[Dataset excerpt]
• • • • • • •

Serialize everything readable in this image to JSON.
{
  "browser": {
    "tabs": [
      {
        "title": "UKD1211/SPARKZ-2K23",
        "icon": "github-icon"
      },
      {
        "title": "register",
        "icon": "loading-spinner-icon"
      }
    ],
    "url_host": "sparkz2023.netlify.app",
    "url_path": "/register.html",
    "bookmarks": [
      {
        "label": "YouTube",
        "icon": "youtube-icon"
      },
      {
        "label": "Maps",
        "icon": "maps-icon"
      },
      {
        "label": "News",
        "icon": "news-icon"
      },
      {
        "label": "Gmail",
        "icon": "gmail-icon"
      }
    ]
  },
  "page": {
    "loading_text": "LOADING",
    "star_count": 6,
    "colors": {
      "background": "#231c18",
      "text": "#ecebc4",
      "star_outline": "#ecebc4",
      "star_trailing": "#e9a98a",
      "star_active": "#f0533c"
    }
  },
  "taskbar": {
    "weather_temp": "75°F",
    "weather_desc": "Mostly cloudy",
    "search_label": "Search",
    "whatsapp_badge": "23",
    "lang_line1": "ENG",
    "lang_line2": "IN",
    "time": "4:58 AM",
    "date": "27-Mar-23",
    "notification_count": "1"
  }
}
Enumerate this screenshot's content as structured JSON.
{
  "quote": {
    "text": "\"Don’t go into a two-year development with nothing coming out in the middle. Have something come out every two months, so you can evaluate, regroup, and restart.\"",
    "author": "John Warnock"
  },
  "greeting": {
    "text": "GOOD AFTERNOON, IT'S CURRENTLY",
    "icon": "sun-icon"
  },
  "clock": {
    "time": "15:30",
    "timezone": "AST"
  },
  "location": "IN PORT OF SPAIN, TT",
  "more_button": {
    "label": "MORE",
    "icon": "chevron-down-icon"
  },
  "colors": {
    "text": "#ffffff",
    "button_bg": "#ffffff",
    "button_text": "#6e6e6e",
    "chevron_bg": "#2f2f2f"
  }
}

• • • • • • •

Using the listing above, locate the lines that hold "register" and copy each one.

- Solution for this task -
        "title": "register",
    "url_path": "/register.html",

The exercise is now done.